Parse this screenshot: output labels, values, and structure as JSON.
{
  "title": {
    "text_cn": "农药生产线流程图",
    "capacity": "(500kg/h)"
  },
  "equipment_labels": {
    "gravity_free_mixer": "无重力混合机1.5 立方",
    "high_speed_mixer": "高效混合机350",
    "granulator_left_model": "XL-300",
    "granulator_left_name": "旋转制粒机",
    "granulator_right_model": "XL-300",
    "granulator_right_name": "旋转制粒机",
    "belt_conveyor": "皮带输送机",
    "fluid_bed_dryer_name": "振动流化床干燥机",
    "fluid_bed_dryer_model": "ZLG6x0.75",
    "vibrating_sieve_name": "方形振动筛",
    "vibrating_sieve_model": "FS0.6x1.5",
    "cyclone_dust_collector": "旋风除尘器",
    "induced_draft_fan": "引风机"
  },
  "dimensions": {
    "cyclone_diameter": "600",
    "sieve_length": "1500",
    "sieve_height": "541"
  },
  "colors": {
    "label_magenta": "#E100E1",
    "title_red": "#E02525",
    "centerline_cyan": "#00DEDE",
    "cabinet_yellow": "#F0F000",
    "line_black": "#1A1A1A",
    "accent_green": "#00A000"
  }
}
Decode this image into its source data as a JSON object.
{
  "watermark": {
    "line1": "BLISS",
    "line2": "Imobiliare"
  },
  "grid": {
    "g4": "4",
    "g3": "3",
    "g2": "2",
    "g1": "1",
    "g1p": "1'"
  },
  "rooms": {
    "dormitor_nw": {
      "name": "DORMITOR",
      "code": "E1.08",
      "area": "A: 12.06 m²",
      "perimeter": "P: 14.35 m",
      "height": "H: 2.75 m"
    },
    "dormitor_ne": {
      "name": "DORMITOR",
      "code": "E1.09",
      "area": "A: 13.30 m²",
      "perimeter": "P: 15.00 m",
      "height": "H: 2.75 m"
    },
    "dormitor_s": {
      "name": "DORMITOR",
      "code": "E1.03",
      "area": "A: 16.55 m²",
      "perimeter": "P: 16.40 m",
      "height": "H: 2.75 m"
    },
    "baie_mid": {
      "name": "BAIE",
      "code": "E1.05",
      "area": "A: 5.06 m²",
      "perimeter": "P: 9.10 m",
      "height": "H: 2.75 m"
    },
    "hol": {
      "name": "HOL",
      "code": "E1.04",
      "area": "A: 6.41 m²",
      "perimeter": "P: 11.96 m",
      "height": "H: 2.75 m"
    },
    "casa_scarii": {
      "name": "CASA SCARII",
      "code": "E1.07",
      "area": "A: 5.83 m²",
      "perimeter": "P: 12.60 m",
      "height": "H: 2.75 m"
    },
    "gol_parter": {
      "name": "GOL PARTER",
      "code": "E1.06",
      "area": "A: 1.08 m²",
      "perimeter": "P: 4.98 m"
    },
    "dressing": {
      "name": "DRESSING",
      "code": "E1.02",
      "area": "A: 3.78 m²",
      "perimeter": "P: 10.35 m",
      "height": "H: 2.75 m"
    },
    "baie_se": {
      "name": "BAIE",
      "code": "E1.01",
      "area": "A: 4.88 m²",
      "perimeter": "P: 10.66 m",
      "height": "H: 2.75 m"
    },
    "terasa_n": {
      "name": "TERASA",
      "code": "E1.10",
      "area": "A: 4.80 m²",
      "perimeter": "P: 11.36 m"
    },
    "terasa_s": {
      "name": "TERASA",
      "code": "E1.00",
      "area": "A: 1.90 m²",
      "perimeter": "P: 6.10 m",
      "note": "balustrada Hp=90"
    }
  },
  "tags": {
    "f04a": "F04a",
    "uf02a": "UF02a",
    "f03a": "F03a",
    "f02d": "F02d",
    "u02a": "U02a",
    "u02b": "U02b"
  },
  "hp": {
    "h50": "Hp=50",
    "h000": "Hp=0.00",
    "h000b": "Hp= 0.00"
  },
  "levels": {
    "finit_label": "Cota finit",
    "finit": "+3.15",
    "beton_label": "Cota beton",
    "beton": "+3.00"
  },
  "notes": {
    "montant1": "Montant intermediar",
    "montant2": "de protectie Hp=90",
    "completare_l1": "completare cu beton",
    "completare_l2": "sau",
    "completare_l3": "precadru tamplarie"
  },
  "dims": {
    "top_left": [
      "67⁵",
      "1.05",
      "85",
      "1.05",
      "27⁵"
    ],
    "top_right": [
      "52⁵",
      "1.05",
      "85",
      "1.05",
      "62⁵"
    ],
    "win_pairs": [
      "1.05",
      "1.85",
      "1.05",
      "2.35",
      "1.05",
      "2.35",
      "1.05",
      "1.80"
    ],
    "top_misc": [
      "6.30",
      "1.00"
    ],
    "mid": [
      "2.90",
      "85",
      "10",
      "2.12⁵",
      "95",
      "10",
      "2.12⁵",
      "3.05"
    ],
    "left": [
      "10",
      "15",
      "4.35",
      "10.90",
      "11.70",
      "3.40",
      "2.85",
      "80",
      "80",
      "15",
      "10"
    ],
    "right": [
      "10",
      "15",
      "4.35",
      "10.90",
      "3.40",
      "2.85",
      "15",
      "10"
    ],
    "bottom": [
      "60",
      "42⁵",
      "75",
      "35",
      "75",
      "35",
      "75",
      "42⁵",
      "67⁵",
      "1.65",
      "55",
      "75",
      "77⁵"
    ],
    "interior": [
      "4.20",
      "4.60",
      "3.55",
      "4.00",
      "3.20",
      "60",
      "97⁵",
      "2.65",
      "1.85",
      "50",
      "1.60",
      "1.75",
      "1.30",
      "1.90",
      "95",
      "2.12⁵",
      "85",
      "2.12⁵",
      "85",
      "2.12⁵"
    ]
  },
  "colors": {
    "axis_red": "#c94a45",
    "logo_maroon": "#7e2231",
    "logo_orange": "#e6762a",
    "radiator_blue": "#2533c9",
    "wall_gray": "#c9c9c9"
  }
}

- - -

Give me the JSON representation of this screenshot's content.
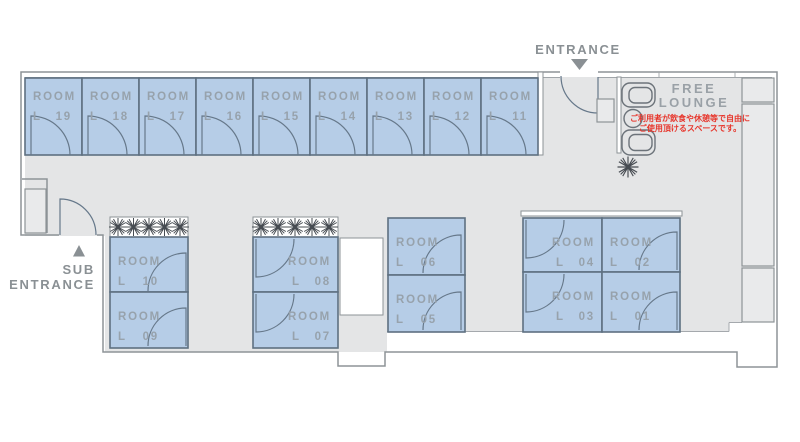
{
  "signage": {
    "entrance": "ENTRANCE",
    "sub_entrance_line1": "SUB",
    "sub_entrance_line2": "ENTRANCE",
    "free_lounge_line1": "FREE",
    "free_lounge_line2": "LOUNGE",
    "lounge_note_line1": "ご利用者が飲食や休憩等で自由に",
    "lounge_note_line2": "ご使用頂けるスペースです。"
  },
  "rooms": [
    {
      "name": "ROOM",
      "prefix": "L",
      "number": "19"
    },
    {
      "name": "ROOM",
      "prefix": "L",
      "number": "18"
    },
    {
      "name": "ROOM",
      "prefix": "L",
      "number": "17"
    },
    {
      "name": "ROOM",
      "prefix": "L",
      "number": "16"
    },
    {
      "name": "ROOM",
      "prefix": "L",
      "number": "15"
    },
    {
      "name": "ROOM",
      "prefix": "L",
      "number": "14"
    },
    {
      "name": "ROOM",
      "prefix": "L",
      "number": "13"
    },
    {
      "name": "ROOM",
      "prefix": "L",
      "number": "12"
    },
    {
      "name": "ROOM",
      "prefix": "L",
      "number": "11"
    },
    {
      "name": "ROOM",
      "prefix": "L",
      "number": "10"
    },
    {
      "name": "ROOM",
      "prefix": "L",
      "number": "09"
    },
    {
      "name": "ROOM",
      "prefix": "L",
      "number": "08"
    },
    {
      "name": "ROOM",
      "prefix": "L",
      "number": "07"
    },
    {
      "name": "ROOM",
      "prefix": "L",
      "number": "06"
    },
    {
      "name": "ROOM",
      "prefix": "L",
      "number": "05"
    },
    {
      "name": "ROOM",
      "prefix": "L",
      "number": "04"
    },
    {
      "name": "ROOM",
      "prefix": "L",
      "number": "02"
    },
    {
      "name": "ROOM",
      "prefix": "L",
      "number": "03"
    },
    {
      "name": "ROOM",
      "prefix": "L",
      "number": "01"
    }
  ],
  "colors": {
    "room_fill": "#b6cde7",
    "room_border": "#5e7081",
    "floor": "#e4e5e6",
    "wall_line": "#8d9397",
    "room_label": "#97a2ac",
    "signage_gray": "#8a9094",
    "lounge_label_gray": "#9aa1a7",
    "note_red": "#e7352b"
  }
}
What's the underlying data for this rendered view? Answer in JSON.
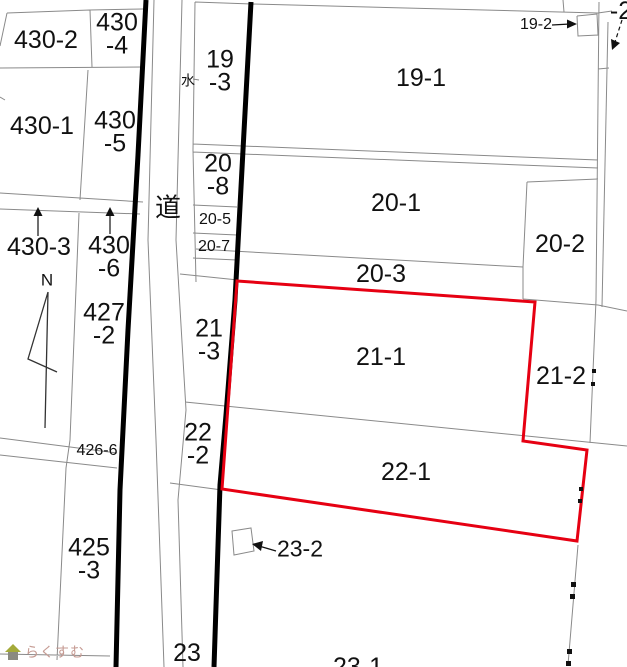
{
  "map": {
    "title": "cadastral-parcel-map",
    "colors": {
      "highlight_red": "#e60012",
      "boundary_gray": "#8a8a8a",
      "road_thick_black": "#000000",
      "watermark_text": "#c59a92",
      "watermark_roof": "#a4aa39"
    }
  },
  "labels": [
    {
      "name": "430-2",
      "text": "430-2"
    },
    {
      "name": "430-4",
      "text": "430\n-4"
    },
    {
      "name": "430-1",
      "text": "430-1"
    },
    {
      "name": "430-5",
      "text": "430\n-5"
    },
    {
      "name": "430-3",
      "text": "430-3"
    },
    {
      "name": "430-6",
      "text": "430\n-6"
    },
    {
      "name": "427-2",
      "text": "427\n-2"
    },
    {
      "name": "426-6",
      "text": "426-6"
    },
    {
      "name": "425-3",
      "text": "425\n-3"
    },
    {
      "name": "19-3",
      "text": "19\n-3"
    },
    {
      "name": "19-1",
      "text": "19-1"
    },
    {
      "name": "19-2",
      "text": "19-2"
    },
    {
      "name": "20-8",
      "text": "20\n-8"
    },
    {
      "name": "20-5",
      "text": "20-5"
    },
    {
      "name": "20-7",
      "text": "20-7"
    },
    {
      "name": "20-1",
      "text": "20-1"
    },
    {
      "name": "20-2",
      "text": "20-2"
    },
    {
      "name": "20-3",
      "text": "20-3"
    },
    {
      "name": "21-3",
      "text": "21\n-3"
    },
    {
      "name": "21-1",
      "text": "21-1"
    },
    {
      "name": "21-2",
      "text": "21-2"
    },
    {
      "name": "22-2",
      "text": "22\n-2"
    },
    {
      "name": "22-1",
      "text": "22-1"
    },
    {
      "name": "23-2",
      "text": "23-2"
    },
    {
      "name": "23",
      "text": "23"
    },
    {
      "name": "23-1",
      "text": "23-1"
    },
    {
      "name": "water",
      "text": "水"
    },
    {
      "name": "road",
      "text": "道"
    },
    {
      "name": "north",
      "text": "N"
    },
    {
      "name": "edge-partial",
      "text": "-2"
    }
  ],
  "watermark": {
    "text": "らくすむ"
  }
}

- - -

→ EXERCISE DESCRIPTION
Your answer should be a single number: the count of lines in the listing that contain the word "旋转制粒机".

→ COMPLETE ANSWER
2